◆ What is being asked:
Present every line in which the string "icon" appears.

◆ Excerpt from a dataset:

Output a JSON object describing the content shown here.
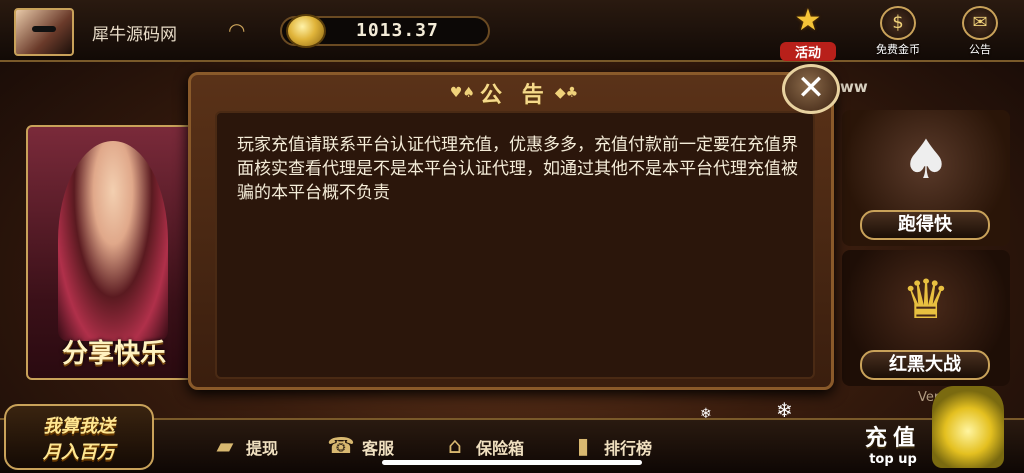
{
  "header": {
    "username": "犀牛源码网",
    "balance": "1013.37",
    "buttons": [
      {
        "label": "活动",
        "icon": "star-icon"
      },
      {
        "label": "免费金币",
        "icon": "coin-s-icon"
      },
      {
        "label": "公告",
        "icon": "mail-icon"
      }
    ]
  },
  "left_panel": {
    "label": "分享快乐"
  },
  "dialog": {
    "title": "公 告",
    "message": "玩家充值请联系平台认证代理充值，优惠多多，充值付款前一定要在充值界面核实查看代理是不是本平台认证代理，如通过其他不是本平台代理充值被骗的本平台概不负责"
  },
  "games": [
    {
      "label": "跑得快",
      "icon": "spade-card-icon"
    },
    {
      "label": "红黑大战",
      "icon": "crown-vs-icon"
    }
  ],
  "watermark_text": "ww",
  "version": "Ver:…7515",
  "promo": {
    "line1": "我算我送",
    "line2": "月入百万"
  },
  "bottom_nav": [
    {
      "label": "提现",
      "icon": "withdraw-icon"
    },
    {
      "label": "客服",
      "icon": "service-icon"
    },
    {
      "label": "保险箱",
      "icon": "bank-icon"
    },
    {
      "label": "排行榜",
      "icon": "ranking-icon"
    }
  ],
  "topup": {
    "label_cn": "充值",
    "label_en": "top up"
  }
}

◆ Output of the task:
        "icon": "star-icon"
        "icon": "coin-s-icon"
        "icon": "mail-icon"
      "icon": "spade-card-icon"
      "icon": "crown-vs-icon"
      "icon": "withdraw-icon"
      "icon": "service-icon"
      "icon": "bank-icon"
      "icon": "ranking-icon"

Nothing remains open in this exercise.